• **Requirements**
How many lines in the listing below include the word "potential"? Answer with the number and nothing else.

• **A block of data**
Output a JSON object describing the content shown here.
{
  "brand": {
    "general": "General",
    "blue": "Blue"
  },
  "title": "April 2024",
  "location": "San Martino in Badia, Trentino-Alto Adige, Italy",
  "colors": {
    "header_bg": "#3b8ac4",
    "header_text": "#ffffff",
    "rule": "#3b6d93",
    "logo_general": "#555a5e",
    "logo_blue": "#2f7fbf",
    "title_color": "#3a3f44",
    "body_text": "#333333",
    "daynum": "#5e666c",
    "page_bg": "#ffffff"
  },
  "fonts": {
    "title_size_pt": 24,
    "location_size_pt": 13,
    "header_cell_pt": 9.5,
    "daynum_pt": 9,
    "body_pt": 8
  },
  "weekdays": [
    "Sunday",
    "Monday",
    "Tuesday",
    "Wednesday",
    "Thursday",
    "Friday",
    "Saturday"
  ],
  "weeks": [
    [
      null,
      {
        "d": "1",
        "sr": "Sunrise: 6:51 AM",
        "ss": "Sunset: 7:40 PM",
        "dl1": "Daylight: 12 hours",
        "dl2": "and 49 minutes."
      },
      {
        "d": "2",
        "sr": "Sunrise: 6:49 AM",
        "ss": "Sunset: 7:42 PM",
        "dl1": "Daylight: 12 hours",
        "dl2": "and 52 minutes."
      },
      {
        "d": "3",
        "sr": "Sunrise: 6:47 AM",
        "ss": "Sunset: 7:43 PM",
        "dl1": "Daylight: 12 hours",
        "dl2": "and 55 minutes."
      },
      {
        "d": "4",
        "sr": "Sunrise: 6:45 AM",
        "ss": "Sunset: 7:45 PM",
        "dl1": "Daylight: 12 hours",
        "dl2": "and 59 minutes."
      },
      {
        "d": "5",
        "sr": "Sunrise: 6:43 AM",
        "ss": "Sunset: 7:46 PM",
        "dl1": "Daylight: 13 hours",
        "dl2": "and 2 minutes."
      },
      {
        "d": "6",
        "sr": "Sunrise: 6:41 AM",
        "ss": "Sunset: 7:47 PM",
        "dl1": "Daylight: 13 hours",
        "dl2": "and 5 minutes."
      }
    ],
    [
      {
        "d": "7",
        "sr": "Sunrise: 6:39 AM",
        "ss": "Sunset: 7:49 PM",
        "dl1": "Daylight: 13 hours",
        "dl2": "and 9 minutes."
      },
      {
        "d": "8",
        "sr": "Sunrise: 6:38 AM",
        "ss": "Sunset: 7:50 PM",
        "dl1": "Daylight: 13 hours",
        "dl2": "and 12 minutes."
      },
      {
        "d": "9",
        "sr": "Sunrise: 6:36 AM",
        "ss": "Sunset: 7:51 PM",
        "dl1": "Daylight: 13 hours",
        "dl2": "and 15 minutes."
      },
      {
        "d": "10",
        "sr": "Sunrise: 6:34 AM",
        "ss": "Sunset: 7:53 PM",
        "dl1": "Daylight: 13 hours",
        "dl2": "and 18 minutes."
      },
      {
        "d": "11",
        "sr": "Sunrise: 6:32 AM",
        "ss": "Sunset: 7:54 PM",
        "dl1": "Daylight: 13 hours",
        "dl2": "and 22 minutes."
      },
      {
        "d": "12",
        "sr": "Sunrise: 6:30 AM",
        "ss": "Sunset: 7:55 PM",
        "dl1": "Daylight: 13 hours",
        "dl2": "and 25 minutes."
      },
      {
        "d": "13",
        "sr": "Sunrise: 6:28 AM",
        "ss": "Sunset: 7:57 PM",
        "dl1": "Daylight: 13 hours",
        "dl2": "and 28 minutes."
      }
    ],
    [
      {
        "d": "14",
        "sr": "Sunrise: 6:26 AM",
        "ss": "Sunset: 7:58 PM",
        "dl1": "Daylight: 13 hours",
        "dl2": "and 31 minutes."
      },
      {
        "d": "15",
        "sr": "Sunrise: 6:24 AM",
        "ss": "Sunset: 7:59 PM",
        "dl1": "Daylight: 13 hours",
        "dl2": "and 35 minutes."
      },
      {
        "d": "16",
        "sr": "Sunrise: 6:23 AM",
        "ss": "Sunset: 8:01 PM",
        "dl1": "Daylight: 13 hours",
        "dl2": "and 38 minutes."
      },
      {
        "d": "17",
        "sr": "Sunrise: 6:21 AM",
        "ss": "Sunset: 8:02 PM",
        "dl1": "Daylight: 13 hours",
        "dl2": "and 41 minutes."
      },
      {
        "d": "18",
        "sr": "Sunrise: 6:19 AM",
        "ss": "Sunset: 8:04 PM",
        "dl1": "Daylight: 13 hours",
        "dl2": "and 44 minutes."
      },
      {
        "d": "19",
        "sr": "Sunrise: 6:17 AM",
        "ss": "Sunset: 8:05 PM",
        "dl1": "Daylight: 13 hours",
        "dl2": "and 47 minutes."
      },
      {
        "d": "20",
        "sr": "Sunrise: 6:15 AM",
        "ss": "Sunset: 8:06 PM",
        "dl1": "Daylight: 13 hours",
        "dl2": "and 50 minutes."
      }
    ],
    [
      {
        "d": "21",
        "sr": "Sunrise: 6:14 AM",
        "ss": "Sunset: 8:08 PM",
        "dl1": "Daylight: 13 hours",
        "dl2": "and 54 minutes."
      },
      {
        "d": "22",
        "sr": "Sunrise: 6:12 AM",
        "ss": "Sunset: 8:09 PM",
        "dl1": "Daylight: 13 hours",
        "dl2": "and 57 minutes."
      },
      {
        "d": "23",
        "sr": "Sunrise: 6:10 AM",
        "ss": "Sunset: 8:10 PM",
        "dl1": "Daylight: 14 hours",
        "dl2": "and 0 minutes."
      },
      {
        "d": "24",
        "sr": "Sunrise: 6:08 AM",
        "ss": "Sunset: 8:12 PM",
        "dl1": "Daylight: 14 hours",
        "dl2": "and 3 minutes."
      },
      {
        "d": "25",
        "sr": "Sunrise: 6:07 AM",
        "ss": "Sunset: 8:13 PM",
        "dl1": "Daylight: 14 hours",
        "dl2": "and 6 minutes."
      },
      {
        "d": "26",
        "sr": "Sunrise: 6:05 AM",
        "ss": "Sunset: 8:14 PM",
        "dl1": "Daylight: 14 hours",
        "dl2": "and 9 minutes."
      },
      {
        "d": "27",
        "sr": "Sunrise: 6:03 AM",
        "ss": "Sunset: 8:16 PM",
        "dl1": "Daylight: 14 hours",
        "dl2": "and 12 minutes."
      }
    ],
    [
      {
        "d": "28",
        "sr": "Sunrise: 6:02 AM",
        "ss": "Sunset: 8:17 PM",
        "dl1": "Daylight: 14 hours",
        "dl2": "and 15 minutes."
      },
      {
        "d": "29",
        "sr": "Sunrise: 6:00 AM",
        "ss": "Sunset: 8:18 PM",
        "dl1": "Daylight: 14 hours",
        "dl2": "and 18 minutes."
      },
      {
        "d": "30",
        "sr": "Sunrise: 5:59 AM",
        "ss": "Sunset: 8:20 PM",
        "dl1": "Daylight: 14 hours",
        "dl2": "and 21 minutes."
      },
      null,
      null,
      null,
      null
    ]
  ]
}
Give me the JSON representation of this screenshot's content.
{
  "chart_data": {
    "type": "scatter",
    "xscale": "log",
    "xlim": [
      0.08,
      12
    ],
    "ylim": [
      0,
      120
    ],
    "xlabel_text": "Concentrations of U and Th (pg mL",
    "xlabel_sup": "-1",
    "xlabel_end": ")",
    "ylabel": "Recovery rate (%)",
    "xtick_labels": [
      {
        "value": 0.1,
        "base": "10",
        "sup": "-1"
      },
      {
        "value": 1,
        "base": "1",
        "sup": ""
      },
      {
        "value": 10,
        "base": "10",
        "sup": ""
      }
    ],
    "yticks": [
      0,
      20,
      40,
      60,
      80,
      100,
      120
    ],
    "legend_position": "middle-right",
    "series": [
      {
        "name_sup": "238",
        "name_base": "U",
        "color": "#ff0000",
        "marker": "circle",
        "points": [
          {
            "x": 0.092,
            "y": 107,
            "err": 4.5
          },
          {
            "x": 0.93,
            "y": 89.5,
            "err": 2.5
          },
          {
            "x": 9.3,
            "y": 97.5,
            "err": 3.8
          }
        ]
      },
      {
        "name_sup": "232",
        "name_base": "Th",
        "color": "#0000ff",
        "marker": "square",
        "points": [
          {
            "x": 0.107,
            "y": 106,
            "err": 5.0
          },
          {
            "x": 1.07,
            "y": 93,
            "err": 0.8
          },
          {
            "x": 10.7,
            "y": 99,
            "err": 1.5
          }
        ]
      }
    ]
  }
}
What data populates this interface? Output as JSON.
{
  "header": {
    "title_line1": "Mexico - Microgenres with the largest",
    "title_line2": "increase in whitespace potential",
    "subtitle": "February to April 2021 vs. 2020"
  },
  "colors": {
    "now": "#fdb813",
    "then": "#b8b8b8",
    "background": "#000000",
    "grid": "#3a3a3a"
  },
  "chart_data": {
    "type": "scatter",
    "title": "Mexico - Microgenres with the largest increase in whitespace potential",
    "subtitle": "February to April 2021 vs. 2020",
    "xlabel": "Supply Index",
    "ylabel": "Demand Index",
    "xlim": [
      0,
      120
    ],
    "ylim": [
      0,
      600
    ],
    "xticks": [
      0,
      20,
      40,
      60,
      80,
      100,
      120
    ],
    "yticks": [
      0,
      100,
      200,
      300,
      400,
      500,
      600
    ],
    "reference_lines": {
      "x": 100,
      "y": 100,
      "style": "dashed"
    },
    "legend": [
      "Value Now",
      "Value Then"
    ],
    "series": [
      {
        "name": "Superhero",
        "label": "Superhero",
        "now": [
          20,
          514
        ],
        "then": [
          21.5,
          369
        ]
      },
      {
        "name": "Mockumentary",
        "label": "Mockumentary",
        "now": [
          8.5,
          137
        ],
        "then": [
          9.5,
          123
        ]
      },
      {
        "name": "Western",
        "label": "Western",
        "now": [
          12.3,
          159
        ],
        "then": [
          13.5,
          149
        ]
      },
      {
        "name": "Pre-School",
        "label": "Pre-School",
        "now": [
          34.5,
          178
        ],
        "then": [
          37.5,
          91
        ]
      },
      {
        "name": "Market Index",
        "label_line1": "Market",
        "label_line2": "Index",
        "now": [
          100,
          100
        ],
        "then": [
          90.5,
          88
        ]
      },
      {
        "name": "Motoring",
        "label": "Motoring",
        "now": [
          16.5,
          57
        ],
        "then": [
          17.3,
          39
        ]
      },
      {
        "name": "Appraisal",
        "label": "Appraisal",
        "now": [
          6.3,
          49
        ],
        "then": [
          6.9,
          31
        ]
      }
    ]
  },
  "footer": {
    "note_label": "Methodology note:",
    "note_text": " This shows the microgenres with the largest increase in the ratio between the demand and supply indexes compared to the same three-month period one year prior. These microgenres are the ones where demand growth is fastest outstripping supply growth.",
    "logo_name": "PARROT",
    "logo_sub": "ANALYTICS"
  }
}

• **Solution for this task**
2